Stored entries:
* * * *
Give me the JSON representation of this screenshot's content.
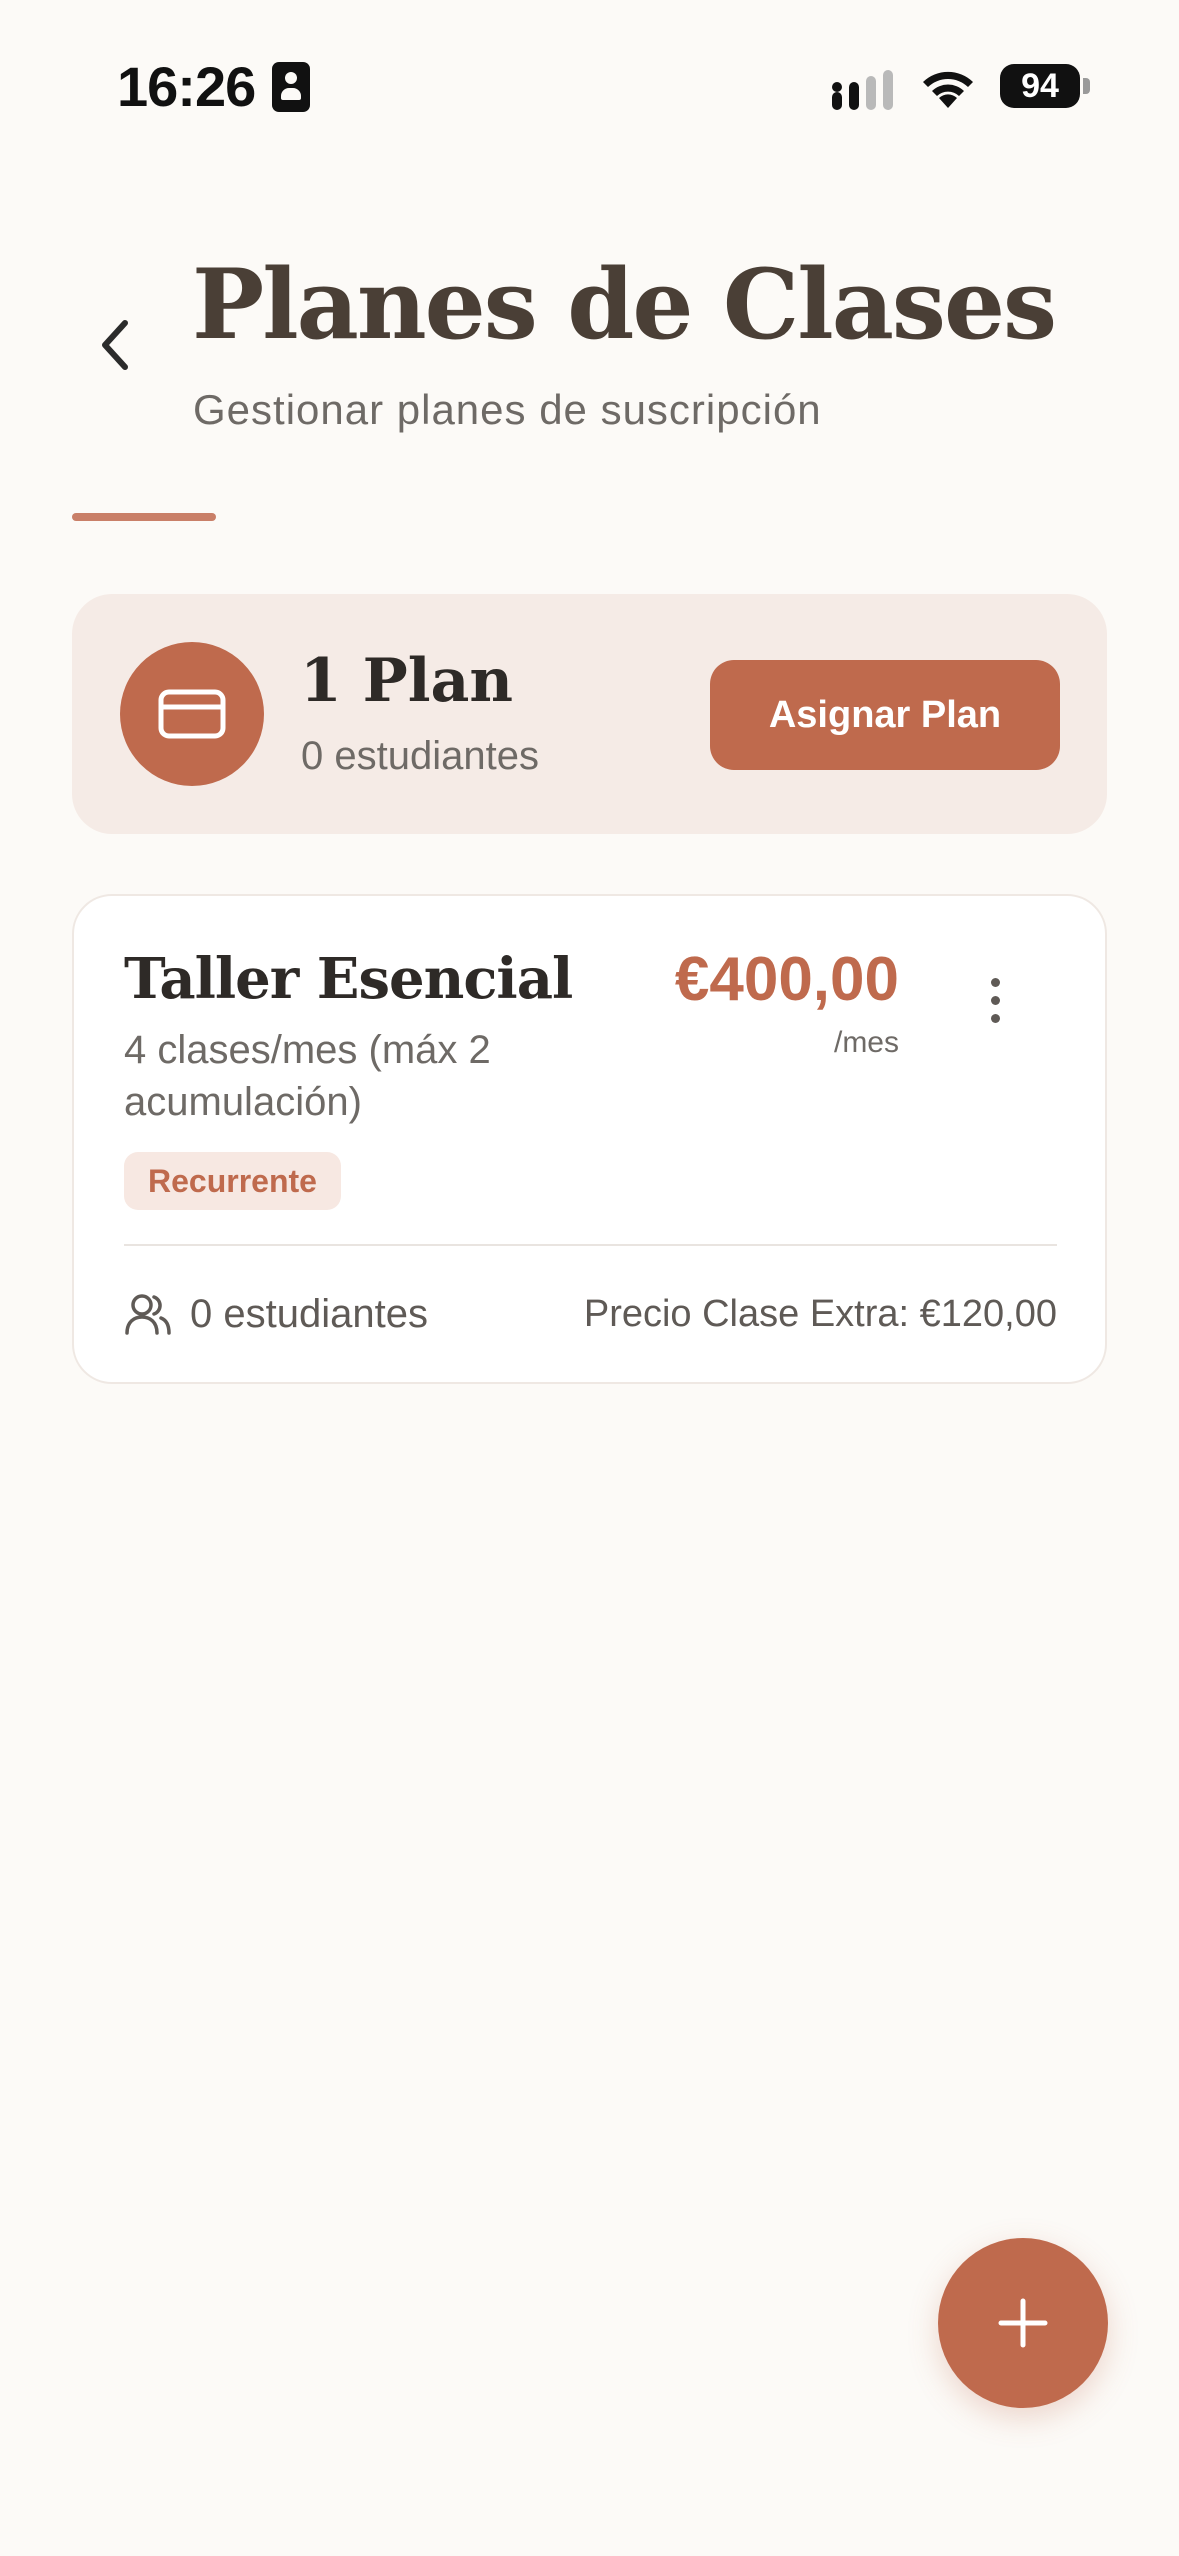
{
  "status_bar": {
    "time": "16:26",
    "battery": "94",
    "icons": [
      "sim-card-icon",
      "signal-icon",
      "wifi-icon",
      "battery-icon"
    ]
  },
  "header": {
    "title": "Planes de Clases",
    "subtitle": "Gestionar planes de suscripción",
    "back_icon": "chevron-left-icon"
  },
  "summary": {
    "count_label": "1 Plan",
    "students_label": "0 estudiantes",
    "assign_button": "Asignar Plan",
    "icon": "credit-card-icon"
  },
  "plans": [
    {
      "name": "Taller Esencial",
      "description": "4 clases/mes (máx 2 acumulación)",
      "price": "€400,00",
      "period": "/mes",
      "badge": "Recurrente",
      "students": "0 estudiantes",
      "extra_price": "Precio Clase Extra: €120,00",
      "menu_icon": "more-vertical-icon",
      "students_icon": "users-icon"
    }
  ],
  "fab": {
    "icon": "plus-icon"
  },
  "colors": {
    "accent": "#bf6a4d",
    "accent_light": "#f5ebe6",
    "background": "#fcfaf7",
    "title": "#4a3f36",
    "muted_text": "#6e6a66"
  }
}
* * * *
**EXERCISE GOAL:** Find and copy each line above that includes the string "estudiantes".

**FINISHED ANSWER:**
    "students_label": "0 estudiantes",
      "students": "0 estudiantes",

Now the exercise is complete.